→ **Supplied data**:

○ ○ ○

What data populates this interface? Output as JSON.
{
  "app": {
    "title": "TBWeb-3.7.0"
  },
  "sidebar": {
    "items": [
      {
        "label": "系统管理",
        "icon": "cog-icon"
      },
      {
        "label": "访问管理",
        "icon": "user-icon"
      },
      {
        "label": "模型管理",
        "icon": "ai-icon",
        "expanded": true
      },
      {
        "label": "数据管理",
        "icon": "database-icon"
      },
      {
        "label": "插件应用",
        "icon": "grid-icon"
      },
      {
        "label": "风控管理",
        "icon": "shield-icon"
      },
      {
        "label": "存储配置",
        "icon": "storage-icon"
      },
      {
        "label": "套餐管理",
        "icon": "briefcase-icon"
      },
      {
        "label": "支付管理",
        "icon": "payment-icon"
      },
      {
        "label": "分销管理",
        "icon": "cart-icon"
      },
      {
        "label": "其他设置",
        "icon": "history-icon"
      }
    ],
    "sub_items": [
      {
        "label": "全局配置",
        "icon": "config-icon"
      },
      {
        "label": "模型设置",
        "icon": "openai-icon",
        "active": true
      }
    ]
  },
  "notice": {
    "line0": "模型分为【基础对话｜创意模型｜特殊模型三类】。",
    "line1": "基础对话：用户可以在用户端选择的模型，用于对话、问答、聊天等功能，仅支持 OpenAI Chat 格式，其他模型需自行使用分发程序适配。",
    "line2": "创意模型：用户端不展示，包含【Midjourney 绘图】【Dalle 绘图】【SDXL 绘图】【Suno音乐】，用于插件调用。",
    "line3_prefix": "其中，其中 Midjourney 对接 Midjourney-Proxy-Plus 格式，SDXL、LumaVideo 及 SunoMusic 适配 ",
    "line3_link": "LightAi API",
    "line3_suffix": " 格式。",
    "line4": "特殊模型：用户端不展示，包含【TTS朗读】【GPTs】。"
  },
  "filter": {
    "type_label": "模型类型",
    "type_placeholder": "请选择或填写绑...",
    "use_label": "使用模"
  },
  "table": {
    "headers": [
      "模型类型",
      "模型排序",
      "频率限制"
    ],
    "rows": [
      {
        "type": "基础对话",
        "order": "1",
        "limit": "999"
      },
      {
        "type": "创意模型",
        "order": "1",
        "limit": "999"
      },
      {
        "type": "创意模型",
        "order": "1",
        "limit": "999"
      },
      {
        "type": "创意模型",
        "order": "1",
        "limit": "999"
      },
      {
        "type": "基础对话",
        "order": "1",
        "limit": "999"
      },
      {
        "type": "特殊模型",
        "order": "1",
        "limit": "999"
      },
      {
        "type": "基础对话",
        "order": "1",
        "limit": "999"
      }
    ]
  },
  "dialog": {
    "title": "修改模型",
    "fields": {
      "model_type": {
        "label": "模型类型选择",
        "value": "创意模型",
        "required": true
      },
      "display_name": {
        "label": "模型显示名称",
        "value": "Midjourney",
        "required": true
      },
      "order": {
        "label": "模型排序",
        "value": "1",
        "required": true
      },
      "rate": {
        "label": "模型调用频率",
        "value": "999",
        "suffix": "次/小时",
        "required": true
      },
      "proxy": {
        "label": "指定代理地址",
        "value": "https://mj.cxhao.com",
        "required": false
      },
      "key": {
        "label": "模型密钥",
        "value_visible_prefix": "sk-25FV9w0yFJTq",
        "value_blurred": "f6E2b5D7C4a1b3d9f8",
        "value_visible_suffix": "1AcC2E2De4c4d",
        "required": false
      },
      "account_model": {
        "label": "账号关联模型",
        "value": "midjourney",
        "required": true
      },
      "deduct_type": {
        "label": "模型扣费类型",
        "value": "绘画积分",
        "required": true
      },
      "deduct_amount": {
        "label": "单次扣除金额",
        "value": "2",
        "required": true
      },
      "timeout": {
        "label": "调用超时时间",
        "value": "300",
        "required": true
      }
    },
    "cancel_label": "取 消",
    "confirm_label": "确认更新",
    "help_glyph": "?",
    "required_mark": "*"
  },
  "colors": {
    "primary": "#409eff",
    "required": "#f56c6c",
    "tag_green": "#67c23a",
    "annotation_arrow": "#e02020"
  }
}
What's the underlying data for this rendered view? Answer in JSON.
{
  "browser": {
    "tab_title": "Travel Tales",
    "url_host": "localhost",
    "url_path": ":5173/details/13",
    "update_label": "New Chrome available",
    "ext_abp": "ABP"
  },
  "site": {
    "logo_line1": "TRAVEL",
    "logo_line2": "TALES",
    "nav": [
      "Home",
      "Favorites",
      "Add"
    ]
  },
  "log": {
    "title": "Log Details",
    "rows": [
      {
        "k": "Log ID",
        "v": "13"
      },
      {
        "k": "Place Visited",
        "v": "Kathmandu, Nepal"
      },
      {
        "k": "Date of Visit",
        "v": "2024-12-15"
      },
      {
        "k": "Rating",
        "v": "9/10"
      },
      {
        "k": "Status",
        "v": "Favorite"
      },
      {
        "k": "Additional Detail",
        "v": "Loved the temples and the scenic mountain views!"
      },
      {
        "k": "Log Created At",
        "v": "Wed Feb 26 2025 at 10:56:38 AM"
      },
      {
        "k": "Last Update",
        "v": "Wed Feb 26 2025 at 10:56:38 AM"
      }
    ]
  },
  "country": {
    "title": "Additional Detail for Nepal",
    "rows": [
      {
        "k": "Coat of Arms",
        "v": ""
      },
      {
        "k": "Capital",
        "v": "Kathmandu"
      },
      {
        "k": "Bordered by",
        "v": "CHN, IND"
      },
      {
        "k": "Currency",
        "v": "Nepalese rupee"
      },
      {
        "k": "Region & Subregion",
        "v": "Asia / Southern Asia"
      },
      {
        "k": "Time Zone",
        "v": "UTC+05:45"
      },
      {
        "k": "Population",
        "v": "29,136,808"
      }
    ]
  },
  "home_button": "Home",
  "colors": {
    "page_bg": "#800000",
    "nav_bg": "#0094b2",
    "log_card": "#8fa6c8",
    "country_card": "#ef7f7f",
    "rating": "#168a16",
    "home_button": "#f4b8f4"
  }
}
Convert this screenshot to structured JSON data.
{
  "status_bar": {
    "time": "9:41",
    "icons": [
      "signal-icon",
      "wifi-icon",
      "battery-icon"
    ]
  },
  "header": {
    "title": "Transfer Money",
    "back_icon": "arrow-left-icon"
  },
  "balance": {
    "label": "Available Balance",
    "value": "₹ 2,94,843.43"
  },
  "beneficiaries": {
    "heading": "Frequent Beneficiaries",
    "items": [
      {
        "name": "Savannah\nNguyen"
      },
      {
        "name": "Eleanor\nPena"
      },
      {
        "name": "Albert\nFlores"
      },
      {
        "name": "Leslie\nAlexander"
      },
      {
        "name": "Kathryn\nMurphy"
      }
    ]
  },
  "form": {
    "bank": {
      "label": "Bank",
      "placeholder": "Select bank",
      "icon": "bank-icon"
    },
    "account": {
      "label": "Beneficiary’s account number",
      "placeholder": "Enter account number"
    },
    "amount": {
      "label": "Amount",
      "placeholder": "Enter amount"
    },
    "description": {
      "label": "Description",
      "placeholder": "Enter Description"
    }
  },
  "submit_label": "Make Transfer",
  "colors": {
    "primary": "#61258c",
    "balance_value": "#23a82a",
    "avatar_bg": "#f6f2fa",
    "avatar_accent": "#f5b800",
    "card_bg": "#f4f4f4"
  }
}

○ ○ ○

→ **Requirements**: Please restate the whole listing word for word.

→ **Output for this exercise**:
What data populates this interface? Output as JSON.
{
  "app": {
    "title": "TBWeb-3.7.0"
  },
  "sidebar": {
    "items": [
      {
        "label": "系统管理",
        "icon": "cog-icon"
      },
      {
        "label": "访问管理",
        "icon": "user-icon"
      },
      {
        "label": "模型管理",
        "icon": "ai-icon",
        "expanded": true
      },
      {
        "label": "数据管理",
        "icon": "database-icon"
      },
      {
        "label": "插件应用",
        "icon": "grid-icon"
      },
      {
        "label": "风控管理",
        "icon": "shield-icon"
      },
      {
        "label": "存储配置",
        "icon": "storage-icon"
      },
      {
        "label": "套餐管理",
        "icon": "briefcase-icon"
      },
      {
        "label": "支付管理",
        "icon": "payment-icon"
      },
      {
        "label": "分销管理",
        "icon": "cart-icon"
      },
      {
        "label": "其他设置",
        "icon": "history-icon"
      }
    ],
    "sub_items": [
      {
        "label": "全局配置",
        "icon": "config-icon"
      },
      {
        "label": "模型设置",
        "icon": "openai-icon",
        "active": true
      }
    ]
  },
  "notice": {
    "line0": "模型分为【基础对话｜创意模型｜特殊模型三类】。",
    "line1": "基础对话：用户可以在用户端选择的模型，用于对话、问答、聊天等功能，仅支持 OpenAI Chat 格式，其他模型需自行使用分发程序适配。",
    "line2": "创意模型：用户端不展示，包含【Midjourney 绘图】【Dalle 绘图】【SDXL 绘图】【Suno音乐】，用于插件调用。",
    "line3_prefix": "其中，其中 Midjourney 对接 Midjourney-Proxy-Plus 格式，SDXL、LumaVideo 及 SunoMusic 适配 ",
    "line3_link": "LightAi API",
    "line3_suffix": " 格式。",
    "line4": "特殊模型：用户端不展示，包含【TTS朗读】【GPTs】。"
  },
  "filter": {
    "type_label": "模型类型",
    "type_placeholder": "请选择或填写绑...",
    "use_label": "使用模"
  },
  "table": {
    "headers": [
      "模型类型",
      "模型排序",
      "频率限制"
    ],
    "rows": [
      {
        "type": "基础对话",
        "order": "1",
        "limit": "999"
      },
      {
        "type": "创意模型",
        "order": "1",
        "limit": "999"
      },
      {
        "type": "创意模型",
        "order": "1",
        "limit": "999"
      },
      {
        "type": "创意模型",
        "order": "1",
        "limit": "999"
      },
      {
        "type": "基础对话",
        "order": "1",
        "limit": "999"
      },
      {
        "type": "特殊模型",
        "order": "1",
        "limit": "999"
      },
      {
        "type": "基础对话",
        "order": "1",
        "limit": "999"
      }
    ]
  },
  "dialog": {
    "title": "修改模型",
    "fields": {
      "model_type": {
        "label": "模型类型选择",
        "value": "创意模型",
        "required": true
      },
      "display_name": {
        "label": "模型显示名称",
        "value": "Midjourney",
        "required": true
      },
      "order": {
        "label": "模型排序",
        "value": "1",
        "required": true
      },
      "rate": {
        "label": "模型调用频率",
        "value": "999",
        "suffix": "次/小时",
        "required": true
      },
      "proxy": {
        "label": "指定代理地址",
        "value": "https://mj.cxhao.com",
        "required": false
      },
      "key": {
        "label": "模型密钥",
        "value_visible_prefix": "sk-25FV9w0yFJTq",
        "value_blurred": "f6E2b5D7C4a1b3d9f8",
        "value_visible_suffix": "1AcC2E2De4c4d",
        "required": false
      },
      "account_model": {
        "label": "账号关联模型",
        "value": "midjourney",
        "required": true
      },
      "deduct_type": {
        "label": "模型扣费类型",
        "value": "绘画积分",
        "required": true
      },
      "deduct_amount": {
        "label": "单次扣除金额",
        "value": "2",
        "required": true
      },
      "timeout": {
        "label": "调用超时时间",
        "value": "300",
        "required": true
      }
    },
    "cancel_label": "取 消",
    "confirm_label": "确认更新",
    "help_glyph": "?",
    "required_mark": "*"
  },
  "colors": {
    "primary": "#409eff",
    "required": "#f56c6c",
    "tag_green": "#67c23a",
    "annotation_arrow": "#e02020"
  }
}
What's the underlying data for this rendered view? Answer in JSON.
{
  "browser": {
    "tab_title": "Travel Tales",
    "url_host": "localhost",
    "url_path": ":5173/details/13",
    "update_label": "New Chrome available",
    "ext_abp": "ABP"
  },
  "site": {
    "logo_line1": "TRAVEL",
    "logo_line2": "TALES",
    "nav": [
      "Home",
      "Favorites",
      "Add"
    ]
  },
  "log": {
    "title": "Log Details",
    "rows": [
      {
        "k": "Log ID",
        "v": "13"
      },
      {
        "k": "Place Visited",
        "v": "Kathmandu, Nepal"
      },
      {
        "k": "Date of Visit",
        "v": "2024-12-15"
      },
      {
        "k": "Rating",
        "v": "9/10"
      },
      {
        "k": "Status",
        "v": "Favorite"
      },
      {
        "k": "Additional Detail",
        "v": "Loved the temples and the scenic mountain views!"
      },
      {
        "k": "Log Created At",
        "v": "Wed Feb 26 2025 at 10:56:38 AM"
      },
      {
        "k": "Last Update",
        "v": "Wed Feb 26 2025 at 10:56:38 AM"
      }
    ]
  },
  "country": {
    "title": "Additional Detail for Nepal",
    "rows": [
      {
        "k": "Coat of Arms",
        "v": ""
      },
      {
        "k": "Capital",
        "v": "Kathmandu"
      },
      {
        "k": "Bordered by",
        "v": "CHN, IND"
      },
      {
        "k": "Currency",
        "v": "Nepalese rupee"
      },
      {
        "k": "Region & Subregion",
        "v": "Asia / Southern Asia"
      },
      {
        "k": "Time Zone",
        "v": "UTC+05:45"
      },
      {
        "k": "Population",
        "v": "29,136,808"
      }
    ]
  },
  "home_button": "Home",
  "colors": {
    "page_bg": "#800000",
    "nav_bg": "#0094b2",
    "log_card": "#8fa6c8",
    "country_card": "#ef7f7f",
    "rating": "#168a16",
    "home_button": "#f4b8f4"
  }
}
Convert this screenshot to structured JSON data.
{
  "status_bar": {
    "time": "9:41",
    "icons": [
      "signal-icon",
      "wifi-icon",
      "battery-icon"
    ]
  },
  "header": {
    "title": "Transfer Money",
    "back_icon": "arrow-left-icon"
  },
  "balance": {
    "label": "Available Balance",
    "value": "₹ 2,94,843.43"
  },
  "beneficiaries": {
    "heading": "Frequent Beneficiaries",
    "items": [
      {
        "name": "Savannah\nNguyen"
      },
      {
        "name": "Eleanor\nPena"
      },
      {
        "name": "Albert\nFlores"
      },
      {
        "name": "Leslie\nAlexander"
      },
      {
        "name": "Kathryn\nMurphy"
      }
    ]
  },
  "form": {
    "bank": {
      "label": "Bank",
      "placeholder": "Select bank",
      "icon": "bank-icon"
    },
    "account": {
      "label": "Beneficiary’s account number",
      "placeholder": "Enter account number"
    },
    "amount": {
      "label": "Amount",
      "placeholder": "Enter amount"
    },
    "description": {
      "label": "Description",
      "placeholder": "Enter Description"
    }
  },
  "submit_label": "Make Transfer",
  "colors": {
    "primary": "#61258c",
    "balance_value": "#23a82a",
    "avatar_bg": "#f6f2fa",
    "avatar_accent": "#f5b800",
    "card_bg": "#f4f4f4"
  }
}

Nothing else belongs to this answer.